## [Task requirements]
Set down each record below precisely, skipping the pictures.

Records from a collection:

:::

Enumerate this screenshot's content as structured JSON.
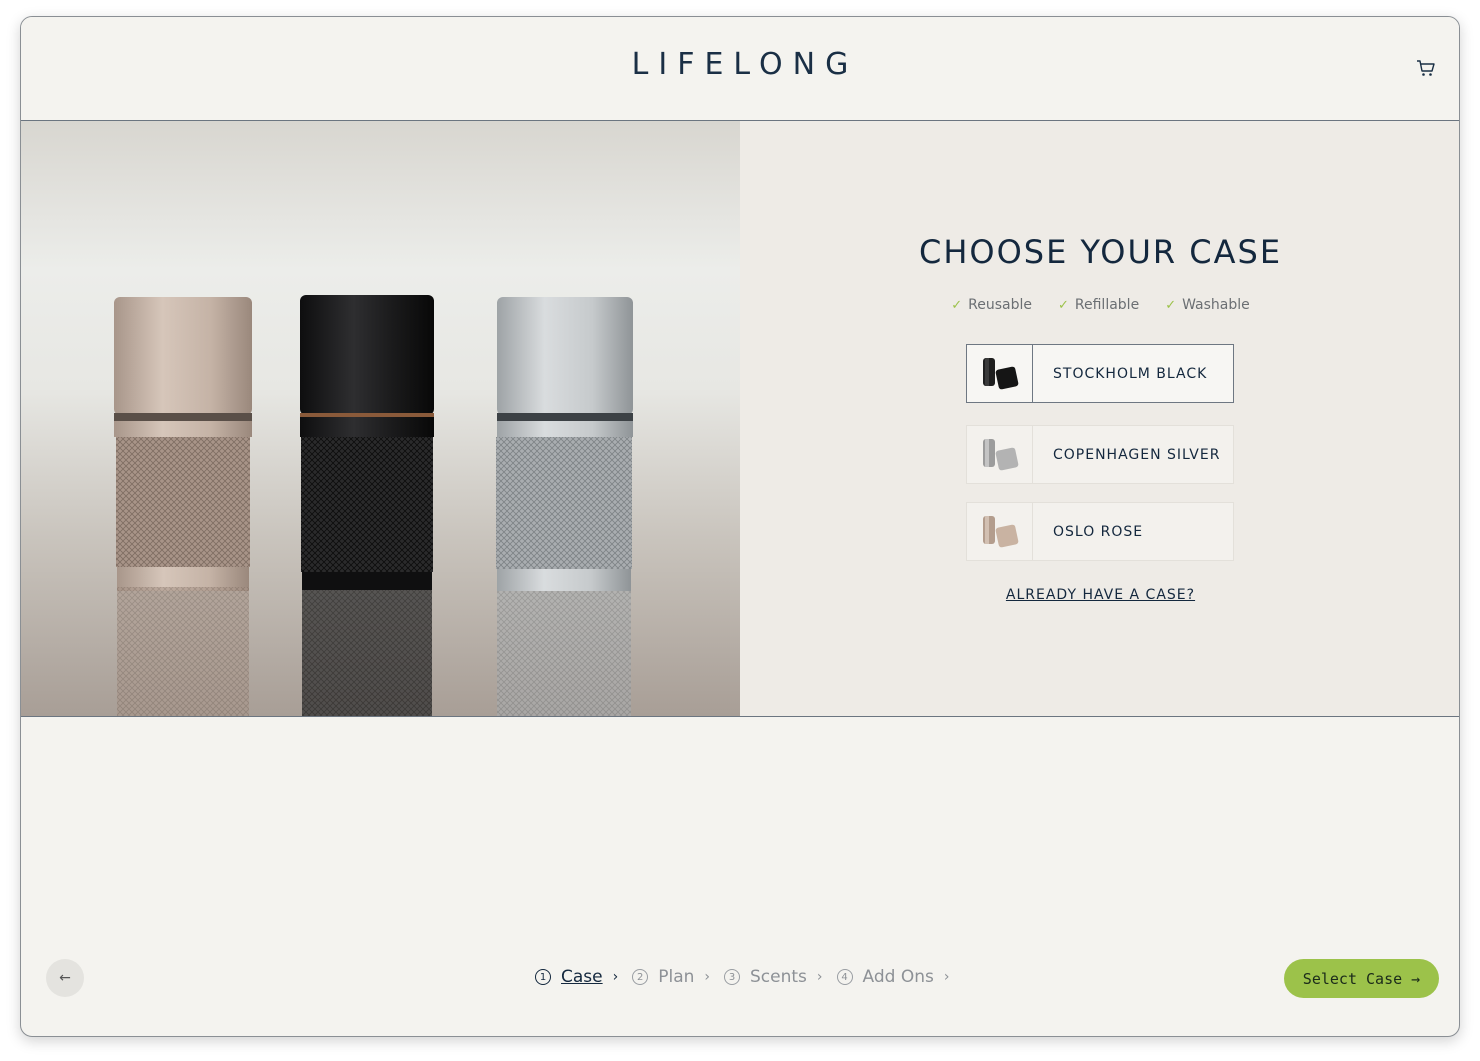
{
  "header": {
    "logo": "LIFELONG",
    "cart_icon": "cart-icon"
  },
  "panel": {
    "title": "CHOOSE YOUR CASE",
    "features": [
      "Reusable",
      "Refillable",
      "Washable"
    ],
    "options": [
      {
        "label": "STOCKHOLM BLACK",
        "selected": true,
        "color": "#1e1e1e"
      },
      {
        "label": "COPENHAGEN SILVER",
        "selected": false,
        "color": "#a9a9a9"
      },
      {
        "label": "OSLO ROSE",
        "selected": false,
        "color": "#bfa898"
      }
    ],
    "already_link": "ALREADY HAVE A CASE?"
  },
  "footer": {
    "back_icon": "arrow-left-icon",
    "steps": [
      {
        "num": "1",
        "name": "Case",
        "active": true
      },
      {
        "num": "2",
        "name": "Plan",
        "active": false
      },
      {
        "num": "3",
        "name": "Scents",
        "active": false
      },
      {
        "num": "4",
        "name": "Add Ons",
        "active": false
      }
    ],
    "cta_label": "Select Case →"
  },
  "colors": {
    "accent": "#9cc24a",
    "navy": "#14283e",
    "background": "#f4f3ef"
  }
}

:::

## [Answer to this exercise]
Enumerate this screenshot's content as structured JSON.
{
  "header": {
    "logo": "LIFELONG",
    "cart_icon": "cart-icon"
  },
  "panel": {
    "title": "CHOOSE YOUR CASE",
    "features": [
      "Reusable",
      "Refillable",
      "Washable"
    ],
    "options": [
      {
        "label": "STOCKHOLM BLACK",
        "selected": true,
        "color": "#1e1e1e"
      },
      {
        "label": "COPENHAGEN SILVER",
        "selected": false,
        "color": "#a9a9a9"
      },
      {
        "label": "OSLO ROSE",
        "selected": false,
        "color": "#bfa898"
      }
    ],
    "already_link": "ALREADY HAVE A CASE?"
  },
  "footer": {
    "back_icon": "arrow-left-icon",
    "steps": [
      {
        "num": "1",
        "name": "Case",
        "active": true
      },
      {
        "num": "2",
        "name": "Plan",
        "active": false
      },
      {
        "num": "3",
        "name": "Scents",
        "active": false
      },
      {
        "num": "4",
        "name": "Add Ons",
        "active": false
      }
    ],
    "cta_label": "Select Case →"
  },
  "colors": {
    "accent": "#9cc24a",
    "navy": "#14283e",
    "background": "#f4f3ef"
  }
}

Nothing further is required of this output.